Start of Recorded data

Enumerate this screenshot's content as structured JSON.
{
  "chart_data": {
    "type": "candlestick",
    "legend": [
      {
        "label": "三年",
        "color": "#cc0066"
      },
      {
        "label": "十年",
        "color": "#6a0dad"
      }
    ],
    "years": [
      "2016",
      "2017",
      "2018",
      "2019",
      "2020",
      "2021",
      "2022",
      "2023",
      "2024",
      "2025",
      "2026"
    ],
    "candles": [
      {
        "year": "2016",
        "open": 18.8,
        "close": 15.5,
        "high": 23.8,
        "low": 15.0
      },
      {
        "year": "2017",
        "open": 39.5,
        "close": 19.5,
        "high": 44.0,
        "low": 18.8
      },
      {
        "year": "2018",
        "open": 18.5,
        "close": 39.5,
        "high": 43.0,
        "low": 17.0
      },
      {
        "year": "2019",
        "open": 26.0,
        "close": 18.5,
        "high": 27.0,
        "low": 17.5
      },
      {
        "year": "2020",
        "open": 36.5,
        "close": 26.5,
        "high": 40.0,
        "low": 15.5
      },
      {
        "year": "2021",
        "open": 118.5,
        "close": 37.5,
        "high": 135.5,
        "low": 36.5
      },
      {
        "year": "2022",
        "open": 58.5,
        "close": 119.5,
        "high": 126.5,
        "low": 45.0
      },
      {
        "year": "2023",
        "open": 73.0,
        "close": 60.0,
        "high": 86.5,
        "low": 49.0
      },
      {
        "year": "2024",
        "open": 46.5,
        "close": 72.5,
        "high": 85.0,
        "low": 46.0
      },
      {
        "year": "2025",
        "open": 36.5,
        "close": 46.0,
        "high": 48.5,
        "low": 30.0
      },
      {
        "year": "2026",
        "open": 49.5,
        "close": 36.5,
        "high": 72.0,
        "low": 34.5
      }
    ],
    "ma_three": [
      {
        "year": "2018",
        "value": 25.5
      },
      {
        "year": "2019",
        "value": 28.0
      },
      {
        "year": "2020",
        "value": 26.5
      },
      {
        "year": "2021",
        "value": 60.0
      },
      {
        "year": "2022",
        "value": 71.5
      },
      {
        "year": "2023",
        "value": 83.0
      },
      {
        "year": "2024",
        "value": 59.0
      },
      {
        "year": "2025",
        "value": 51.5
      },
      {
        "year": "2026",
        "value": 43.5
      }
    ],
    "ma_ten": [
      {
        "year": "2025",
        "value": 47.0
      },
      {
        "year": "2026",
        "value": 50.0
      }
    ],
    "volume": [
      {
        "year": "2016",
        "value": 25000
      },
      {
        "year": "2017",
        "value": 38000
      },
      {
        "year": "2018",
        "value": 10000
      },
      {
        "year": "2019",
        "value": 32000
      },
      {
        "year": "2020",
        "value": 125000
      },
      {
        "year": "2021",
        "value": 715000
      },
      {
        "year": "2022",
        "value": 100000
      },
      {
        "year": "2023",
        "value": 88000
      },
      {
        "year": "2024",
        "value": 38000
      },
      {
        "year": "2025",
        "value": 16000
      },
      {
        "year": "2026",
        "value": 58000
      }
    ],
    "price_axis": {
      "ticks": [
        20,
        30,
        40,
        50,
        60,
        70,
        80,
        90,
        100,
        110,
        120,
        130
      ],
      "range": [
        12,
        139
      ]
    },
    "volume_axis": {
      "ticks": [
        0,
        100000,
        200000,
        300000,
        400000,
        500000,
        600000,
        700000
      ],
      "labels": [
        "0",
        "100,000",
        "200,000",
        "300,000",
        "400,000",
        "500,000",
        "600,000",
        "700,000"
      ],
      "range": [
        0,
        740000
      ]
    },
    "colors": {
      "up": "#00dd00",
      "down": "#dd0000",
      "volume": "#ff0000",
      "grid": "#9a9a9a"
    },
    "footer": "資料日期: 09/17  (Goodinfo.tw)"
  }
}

End of Recorded data

* _What needs to be done_
Go over the records above line by line and count those holding the word "close". Reply only with the number.

* _Solution for this problem_
11